== Data for the task

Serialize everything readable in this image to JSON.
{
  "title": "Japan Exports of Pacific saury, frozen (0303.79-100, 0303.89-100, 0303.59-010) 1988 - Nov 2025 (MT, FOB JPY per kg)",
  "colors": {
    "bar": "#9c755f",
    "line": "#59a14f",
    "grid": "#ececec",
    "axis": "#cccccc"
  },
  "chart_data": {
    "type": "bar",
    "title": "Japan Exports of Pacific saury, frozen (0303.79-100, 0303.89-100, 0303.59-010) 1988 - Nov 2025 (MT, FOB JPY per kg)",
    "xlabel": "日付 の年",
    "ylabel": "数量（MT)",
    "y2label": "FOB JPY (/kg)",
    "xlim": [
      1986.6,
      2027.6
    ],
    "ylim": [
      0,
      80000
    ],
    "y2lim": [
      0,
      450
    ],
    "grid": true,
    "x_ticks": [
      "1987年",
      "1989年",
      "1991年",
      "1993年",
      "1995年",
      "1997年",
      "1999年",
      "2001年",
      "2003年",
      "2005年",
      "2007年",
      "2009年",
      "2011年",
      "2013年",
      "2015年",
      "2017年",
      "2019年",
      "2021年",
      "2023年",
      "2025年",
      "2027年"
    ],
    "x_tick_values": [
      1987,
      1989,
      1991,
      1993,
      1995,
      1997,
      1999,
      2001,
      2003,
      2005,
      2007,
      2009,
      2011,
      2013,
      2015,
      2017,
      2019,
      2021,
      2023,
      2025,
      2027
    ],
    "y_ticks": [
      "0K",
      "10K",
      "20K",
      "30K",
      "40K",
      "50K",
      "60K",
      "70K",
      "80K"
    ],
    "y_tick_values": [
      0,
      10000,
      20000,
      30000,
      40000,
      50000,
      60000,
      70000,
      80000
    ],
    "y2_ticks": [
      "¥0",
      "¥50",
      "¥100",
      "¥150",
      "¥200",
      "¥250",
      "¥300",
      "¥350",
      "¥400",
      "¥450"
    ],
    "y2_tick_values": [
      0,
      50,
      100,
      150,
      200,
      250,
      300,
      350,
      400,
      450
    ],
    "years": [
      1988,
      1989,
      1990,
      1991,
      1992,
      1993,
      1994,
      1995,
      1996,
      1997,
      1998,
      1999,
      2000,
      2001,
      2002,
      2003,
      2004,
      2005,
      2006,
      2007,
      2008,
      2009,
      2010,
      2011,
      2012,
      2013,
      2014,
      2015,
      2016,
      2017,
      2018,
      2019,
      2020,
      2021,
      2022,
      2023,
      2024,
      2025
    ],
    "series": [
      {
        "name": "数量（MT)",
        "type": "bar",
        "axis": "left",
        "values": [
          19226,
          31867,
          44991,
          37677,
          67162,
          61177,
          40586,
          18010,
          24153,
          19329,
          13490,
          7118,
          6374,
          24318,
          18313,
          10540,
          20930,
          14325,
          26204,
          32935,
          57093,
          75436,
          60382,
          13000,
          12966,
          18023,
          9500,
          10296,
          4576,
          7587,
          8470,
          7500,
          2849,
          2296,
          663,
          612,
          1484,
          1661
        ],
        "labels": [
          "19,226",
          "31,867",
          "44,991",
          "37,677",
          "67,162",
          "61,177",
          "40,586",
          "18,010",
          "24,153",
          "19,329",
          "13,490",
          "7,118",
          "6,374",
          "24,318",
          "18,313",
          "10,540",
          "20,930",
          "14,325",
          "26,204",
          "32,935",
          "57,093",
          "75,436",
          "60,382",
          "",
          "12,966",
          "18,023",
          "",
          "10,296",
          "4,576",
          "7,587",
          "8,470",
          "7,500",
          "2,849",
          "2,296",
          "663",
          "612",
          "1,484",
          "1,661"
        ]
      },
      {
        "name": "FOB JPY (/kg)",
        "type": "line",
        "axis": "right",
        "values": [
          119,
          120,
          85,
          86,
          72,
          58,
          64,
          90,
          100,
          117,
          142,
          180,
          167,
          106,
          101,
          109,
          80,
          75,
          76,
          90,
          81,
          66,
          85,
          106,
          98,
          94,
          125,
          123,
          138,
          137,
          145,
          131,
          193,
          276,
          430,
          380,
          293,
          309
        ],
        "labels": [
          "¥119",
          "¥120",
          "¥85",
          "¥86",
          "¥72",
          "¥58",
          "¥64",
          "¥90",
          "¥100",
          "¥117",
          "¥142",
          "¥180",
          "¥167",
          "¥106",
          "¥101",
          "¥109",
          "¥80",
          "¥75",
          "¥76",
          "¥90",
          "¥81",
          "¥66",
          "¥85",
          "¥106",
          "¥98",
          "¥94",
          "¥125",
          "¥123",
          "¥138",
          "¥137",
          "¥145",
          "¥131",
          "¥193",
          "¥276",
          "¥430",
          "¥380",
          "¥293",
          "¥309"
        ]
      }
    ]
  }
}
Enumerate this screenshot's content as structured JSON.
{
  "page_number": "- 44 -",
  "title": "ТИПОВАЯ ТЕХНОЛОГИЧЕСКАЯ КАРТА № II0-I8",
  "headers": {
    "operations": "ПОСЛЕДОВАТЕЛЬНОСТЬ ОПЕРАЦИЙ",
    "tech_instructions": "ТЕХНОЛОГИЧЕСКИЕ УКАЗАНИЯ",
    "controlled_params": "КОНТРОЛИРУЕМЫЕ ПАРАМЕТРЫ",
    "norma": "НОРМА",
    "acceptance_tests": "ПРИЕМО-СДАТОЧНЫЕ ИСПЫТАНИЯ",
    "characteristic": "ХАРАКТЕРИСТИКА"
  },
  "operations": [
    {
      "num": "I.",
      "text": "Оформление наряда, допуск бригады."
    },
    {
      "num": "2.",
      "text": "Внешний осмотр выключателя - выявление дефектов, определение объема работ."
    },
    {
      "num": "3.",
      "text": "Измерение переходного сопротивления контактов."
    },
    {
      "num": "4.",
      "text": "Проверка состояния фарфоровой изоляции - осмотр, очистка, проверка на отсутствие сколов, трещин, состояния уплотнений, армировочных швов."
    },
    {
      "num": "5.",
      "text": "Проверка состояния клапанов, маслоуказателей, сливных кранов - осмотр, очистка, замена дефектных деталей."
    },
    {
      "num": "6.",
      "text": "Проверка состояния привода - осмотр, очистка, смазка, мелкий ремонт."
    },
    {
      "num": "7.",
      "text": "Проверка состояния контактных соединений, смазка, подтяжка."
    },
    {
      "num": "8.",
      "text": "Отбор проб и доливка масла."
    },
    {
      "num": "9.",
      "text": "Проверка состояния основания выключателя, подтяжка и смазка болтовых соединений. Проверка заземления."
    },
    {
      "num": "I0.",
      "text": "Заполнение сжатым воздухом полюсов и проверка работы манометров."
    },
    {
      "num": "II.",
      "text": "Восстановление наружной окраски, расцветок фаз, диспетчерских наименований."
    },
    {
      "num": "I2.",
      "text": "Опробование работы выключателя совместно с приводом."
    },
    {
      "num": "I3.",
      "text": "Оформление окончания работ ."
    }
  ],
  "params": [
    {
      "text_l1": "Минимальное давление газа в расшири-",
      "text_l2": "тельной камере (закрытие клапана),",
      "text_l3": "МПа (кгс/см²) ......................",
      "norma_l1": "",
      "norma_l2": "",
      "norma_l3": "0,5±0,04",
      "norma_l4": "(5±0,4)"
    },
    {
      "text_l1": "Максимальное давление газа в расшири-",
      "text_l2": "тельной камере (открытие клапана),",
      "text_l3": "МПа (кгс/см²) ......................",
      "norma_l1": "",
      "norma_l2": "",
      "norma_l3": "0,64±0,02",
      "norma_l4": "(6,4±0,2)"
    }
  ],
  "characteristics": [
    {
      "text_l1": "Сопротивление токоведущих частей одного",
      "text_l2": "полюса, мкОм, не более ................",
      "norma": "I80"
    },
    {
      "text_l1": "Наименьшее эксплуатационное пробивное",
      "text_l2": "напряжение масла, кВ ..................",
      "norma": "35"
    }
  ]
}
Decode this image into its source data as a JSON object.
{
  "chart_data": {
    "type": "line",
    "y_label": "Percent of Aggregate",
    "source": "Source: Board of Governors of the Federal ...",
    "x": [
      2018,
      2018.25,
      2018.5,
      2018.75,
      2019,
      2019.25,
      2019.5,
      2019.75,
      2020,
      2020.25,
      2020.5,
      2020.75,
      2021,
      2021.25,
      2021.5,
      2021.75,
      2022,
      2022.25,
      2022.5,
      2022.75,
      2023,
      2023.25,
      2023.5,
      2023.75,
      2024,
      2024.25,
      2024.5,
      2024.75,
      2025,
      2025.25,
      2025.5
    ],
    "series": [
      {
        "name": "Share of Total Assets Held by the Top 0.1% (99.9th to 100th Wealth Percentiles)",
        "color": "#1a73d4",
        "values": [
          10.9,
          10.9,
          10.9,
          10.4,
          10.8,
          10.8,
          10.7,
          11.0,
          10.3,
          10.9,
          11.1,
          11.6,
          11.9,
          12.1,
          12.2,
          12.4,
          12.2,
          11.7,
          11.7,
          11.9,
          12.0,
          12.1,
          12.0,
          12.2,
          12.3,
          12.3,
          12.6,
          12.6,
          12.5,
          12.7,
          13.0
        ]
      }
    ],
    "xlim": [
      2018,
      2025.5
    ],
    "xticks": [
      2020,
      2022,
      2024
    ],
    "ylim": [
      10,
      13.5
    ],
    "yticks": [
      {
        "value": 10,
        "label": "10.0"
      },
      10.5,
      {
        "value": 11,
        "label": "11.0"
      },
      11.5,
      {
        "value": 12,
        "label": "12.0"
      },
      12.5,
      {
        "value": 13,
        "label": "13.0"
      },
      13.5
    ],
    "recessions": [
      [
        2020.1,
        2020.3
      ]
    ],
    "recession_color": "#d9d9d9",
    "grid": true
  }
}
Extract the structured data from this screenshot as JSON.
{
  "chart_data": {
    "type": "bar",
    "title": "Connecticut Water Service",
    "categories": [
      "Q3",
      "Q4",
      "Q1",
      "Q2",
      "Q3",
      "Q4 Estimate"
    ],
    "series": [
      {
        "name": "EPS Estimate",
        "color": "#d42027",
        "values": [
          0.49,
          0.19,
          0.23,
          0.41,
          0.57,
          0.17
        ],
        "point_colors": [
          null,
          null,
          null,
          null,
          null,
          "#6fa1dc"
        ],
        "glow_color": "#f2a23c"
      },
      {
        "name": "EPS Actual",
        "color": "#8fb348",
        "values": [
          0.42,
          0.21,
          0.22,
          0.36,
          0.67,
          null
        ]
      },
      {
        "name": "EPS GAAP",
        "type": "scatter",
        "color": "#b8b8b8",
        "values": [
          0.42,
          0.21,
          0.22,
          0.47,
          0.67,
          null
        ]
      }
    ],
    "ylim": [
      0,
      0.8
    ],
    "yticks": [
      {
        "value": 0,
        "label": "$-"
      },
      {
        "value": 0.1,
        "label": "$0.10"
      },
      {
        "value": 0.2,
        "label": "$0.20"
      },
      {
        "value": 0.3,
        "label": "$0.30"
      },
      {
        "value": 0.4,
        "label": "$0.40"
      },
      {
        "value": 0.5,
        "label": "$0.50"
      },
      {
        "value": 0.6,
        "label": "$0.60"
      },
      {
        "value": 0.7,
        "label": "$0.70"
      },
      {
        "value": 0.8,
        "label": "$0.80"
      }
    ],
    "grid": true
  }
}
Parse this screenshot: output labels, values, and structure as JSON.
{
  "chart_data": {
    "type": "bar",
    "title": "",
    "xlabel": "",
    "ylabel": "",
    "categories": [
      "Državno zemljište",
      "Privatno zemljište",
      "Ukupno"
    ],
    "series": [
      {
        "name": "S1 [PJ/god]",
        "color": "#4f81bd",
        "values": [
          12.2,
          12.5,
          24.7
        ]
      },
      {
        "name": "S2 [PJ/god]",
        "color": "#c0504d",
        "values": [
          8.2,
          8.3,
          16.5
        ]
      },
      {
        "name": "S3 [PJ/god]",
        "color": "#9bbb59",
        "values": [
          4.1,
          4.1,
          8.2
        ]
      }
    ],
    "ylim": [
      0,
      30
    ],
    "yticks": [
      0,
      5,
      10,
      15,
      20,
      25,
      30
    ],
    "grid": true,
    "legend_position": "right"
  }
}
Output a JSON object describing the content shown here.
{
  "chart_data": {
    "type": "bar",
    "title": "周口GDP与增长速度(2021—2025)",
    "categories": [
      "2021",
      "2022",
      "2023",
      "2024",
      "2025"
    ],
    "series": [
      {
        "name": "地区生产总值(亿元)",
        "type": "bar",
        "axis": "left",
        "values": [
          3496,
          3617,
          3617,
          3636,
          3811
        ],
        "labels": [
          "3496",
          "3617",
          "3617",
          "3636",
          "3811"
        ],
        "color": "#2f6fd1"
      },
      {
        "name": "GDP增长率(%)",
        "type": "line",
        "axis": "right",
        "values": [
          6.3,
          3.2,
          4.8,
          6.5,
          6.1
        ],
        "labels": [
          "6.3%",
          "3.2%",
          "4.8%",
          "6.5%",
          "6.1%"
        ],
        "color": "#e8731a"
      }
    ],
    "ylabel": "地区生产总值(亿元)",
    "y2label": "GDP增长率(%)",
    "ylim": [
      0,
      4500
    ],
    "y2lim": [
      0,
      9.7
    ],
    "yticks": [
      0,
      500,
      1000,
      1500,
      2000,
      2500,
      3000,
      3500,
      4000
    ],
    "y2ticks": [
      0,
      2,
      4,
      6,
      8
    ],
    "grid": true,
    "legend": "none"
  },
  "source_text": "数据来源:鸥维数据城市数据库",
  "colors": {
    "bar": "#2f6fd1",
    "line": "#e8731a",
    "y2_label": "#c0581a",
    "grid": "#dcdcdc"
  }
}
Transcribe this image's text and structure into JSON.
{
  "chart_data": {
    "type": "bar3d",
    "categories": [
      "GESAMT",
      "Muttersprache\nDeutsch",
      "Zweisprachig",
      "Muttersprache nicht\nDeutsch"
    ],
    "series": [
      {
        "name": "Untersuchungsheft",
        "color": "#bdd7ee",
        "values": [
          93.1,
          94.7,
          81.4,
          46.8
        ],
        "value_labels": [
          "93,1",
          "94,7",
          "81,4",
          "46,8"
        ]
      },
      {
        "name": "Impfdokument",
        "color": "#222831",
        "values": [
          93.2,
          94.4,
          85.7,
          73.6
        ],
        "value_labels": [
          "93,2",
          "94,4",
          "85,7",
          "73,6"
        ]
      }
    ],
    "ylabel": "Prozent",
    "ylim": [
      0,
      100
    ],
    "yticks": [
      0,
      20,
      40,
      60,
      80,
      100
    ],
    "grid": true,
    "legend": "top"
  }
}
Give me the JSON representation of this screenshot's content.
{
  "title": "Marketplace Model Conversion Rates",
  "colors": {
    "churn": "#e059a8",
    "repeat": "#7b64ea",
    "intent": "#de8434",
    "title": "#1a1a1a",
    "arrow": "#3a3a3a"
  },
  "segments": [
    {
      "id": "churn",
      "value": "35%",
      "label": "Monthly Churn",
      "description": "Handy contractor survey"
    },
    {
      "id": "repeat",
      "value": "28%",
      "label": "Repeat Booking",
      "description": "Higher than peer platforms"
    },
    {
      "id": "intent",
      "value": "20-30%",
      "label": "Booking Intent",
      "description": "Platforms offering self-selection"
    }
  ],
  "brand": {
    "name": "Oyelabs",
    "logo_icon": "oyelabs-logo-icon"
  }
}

====

* **Problem to work on**
Copy only the stretch running from the line containing "Give me the" to the final line of the entries, both ends included, exactly as it stands.

* **Output below**
Give me the JSON representation of this screenshot's content.
{
  "title": "Marketplace Model Conversion Rates",
  "colors": {
    "churn": "#e059a8",
    "repeat": "#7b64ea",
    "intent": "#de8434",
    "title": "#1a1a1a",
    "arrow": "#3a3a3a"
  },
  "segments": [
    {
      "id": "churn",
      "value": "35%",
      "label": "Monthly Churn",
      "description": "Handy contractor survey"
    },
    {
      "id": "repeat",
      "value": "28%",
      "label": "Repeat Booking",
      "description": "Higher than peer platforms"
    },
    {
      "id": "intent",
      "value": "20-30%",
      "label": "Booking Intent",
      "description": "Platforms offering self-selection"
    }
  ],
  "brand": {
    "name": "Oyelabs",
    "logo_icon": "oyelabs-logo-icon"
  }
}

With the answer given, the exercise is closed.